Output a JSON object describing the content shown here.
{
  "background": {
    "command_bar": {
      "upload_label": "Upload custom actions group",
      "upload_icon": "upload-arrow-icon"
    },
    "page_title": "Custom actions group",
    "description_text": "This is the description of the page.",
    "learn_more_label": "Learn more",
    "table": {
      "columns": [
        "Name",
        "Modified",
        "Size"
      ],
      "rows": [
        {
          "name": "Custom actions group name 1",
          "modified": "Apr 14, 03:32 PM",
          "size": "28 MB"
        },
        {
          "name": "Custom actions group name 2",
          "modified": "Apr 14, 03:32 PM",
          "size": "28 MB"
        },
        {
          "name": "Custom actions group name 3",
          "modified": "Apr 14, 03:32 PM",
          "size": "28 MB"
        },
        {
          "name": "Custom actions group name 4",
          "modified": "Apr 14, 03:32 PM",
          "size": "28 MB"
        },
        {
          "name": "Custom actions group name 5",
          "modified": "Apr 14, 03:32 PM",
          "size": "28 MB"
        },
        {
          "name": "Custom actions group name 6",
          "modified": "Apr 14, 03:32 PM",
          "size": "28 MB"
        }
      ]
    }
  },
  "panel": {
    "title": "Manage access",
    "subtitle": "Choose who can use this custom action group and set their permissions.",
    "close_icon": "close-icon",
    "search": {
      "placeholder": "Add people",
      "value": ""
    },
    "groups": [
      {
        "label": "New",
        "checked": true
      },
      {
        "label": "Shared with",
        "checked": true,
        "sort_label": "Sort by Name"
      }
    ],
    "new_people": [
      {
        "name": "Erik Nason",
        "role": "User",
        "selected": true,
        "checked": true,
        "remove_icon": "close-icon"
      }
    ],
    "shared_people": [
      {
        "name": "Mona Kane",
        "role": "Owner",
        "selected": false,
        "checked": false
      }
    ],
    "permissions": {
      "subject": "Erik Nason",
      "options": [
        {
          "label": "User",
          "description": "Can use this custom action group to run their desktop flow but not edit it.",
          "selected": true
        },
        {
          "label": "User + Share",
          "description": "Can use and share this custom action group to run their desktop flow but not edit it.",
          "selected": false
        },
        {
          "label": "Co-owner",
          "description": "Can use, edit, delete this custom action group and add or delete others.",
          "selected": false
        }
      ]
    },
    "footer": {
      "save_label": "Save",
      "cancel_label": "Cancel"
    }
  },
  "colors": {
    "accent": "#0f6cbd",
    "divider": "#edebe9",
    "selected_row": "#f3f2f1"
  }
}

◆ ◆ ◆ ◆ ◆

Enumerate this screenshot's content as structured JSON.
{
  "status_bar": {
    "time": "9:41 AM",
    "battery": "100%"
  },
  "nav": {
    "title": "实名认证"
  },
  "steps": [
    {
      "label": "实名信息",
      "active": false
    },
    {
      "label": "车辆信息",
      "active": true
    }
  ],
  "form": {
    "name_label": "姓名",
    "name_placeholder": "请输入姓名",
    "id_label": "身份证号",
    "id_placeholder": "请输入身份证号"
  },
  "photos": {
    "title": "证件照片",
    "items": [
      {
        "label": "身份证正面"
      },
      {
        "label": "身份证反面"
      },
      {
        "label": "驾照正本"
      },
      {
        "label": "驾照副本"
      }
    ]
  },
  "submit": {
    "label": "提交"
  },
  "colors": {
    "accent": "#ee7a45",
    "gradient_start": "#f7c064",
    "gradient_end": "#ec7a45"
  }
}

◆ ◆ ◆ ◆ ◆

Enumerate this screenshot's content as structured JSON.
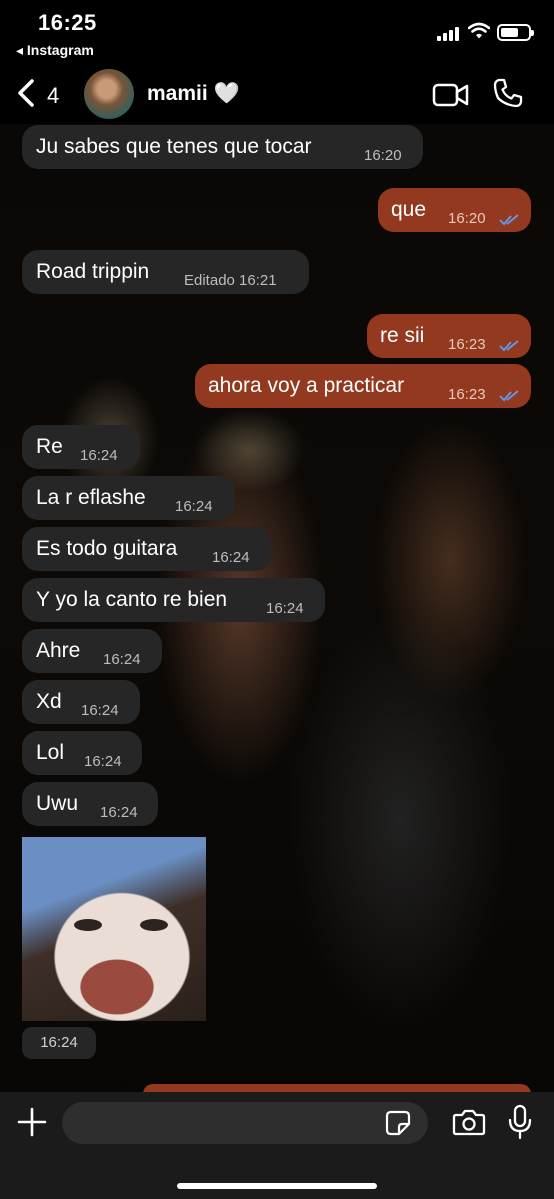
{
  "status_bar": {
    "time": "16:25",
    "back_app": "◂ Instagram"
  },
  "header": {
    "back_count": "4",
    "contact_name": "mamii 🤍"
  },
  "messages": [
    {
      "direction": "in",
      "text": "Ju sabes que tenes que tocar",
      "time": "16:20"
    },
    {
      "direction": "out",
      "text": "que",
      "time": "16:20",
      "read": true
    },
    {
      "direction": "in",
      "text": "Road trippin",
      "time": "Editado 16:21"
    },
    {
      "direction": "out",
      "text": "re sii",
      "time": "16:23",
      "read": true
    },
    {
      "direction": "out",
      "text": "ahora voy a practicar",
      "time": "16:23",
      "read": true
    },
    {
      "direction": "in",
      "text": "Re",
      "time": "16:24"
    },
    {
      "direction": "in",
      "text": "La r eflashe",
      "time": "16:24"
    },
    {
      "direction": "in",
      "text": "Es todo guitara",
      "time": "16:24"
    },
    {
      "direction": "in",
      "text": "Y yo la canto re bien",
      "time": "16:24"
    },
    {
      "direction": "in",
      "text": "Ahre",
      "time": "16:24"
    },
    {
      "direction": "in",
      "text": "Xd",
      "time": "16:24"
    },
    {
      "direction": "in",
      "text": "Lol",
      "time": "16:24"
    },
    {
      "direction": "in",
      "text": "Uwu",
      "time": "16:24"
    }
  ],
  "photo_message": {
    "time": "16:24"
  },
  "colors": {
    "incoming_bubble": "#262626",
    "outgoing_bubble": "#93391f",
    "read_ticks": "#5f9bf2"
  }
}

◆ ◆ ◆ ◆ ◆

◆ **Task**:
Reply with nothing except the number of lines in the listing above that include "flow".

◆ **Exercise answer**:
2